Materials provided:
## Begin

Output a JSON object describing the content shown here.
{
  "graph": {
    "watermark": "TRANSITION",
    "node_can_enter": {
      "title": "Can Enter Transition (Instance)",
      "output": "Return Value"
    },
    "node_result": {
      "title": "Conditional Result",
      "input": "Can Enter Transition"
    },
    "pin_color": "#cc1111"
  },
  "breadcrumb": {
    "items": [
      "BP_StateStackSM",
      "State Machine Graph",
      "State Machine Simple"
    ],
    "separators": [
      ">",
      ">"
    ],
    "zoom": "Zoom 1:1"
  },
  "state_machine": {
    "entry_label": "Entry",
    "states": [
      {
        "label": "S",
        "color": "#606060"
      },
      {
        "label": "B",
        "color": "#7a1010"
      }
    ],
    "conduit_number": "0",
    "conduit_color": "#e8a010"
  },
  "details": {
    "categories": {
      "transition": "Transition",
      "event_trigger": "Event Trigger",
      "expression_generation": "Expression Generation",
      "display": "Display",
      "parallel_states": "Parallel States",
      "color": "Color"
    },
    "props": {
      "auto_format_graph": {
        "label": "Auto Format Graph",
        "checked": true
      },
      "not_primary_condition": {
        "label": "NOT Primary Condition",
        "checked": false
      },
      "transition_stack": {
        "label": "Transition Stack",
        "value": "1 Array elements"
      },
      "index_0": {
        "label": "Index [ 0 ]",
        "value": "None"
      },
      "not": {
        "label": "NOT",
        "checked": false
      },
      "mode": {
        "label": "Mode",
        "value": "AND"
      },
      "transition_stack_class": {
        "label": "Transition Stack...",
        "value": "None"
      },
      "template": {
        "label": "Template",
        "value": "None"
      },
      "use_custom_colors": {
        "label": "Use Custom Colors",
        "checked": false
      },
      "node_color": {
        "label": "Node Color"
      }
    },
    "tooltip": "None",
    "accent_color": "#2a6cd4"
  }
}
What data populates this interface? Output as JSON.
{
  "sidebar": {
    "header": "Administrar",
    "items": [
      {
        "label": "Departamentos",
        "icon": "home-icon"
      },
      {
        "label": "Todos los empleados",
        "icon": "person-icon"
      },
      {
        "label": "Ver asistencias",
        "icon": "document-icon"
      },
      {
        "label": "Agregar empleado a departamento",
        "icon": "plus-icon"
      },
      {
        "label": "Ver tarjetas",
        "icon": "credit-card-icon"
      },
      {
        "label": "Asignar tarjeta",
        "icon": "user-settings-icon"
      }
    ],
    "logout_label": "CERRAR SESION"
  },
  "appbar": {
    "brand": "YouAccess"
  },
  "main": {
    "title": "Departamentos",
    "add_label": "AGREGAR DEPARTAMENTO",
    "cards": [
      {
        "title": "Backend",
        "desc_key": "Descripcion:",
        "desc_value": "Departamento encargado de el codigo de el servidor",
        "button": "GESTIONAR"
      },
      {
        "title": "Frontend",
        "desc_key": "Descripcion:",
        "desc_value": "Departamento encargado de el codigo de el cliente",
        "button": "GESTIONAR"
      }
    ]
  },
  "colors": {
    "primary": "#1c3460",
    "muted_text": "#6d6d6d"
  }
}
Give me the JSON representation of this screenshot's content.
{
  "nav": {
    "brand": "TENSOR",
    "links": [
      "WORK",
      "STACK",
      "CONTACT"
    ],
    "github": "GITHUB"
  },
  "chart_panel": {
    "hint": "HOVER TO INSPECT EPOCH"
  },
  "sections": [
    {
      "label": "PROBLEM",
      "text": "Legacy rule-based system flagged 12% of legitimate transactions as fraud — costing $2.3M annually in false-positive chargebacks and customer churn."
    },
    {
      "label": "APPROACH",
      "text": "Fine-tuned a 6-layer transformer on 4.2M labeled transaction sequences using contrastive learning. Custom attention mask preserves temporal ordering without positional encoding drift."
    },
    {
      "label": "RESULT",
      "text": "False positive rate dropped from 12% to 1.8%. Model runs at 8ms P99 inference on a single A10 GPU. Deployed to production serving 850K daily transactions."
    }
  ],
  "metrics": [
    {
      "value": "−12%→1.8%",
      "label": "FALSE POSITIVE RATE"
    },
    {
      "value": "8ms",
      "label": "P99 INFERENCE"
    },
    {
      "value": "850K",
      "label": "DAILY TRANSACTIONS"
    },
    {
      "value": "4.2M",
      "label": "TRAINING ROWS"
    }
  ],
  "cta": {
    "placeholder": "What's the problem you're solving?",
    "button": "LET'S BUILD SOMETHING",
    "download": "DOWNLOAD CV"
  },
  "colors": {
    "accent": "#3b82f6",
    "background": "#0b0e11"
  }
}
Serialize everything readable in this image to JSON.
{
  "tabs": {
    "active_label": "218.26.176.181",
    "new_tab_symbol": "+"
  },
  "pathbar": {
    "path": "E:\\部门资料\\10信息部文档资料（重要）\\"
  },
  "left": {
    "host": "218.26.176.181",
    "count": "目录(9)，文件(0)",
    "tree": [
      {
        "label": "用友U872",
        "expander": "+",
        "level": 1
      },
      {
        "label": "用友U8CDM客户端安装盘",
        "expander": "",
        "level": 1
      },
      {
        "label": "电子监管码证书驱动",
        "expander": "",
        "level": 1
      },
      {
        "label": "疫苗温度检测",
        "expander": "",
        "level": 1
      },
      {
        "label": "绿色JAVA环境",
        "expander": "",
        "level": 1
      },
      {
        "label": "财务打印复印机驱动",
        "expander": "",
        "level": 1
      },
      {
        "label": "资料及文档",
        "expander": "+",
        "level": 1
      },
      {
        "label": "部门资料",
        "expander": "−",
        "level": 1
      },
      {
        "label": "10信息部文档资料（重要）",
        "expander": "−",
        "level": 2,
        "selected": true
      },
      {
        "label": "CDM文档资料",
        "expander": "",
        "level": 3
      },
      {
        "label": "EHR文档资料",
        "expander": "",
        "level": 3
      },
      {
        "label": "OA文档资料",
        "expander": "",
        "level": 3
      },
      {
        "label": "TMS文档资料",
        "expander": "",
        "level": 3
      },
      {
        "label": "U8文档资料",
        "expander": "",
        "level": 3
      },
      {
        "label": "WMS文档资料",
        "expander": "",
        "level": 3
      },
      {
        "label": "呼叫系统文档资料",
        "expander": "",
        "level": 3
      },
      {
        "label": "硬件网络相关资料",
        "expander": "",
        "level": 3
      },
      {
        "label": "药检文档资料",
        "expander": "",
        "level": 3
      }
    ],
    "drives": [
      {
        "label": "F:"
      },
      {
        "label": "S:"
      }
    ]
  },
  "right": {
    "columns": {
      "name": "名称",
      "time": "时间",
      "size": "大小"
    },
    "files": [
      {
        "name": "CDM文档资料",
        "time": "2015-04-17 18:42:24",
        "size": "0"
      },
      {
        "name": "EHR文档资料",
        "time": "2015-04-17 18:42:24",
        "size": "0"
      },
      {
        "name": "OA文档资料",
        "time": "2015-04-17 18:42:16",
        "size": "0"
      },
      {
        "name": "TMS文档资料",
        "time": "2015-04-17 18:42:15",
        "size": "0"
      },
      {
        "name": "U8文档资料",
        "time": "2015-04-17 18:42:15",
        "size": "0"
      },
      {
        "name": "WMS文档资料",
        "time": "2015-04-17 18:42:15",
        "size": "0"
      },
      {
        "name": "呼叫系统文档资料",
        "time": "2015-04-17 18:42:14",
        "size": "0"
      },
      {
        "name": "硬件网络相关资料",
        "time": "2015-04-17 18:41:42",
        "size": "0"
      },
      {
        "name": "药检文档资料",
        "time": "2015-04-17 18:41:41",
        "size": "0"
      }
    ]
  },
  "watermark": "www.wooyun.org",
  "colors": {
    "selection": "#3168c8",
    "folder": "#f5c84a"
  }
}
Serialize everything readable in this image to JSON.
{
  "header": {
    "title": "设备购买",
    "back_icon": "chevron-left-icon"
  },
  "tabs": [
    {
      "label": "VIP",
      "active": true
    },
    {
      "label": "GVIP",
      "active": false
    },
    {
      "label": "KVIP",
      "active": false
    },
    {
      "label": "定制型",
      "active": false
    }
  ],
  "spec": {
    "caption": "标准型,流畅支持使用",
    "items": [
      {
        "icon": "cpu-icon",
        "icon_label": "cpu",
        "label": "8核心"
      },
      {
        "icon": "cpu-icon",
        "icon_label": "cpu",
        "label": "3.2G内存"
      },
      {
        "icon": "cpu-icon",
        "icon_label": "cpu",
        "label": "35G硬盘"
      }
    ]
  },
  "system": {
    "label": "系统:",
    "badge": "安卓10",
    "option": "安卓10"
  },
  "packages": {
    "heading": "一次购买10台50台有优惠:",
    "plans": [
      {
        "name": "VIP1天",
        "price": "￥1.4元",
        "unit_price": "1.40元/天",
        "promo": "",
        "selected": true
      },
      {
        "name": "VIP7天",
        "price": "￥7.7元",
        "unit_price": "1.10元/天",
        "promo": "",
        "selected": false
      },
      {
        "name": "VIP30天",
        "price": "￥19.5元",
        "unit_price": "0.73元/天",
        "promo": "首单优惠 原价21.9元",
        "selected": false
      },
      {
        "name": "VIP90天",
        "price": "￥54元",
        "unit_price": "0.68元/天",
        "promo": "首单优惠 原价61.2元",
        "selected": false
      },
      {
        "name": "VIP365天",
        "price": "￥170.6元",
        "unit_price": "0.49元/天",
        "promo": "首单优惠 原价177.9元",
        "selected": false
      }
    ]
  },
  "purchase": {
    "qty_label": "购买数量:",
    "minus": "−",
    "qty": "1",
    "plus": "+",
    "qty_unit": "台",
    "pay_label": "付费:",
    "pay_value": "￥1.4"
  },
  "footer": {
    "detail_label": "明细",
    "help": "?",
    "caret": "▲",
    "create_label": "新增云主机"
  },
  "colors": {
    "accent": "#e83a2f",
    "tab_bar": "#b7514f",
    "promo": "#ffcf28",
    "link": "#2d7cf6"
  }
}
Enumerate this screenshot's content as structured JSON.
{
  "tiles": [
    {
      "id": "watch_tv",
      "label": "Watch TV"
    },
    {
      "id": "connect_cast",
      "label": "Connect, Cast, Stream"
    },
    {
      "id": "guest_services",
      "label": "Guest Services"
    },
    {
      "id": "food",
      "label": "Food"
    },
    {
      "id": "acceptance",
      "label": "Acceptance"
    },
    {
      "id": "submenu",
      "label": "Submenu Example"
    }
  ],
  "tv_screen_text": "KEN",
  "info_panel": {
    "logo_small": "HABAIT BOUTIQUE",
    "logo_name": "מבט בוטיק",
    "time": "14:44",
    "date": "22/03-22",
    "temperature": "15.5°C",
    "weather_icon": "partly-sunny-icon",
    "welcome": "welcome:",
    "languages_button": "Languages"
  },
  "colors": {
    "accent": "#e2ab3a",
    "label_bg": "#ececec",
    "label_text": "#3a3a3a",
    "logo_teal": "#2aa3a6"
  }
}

## End

Display every line of the listing that contains the string "this".

Worked answer:
What data populates this interface? Output as JSON.
Give me the JSON representation of this screenshot's content.
Serialize everything readable in this image to JSON.
Serialize everything readable in this image to JSON.
Enumerate this screenshot's content as structured JSON.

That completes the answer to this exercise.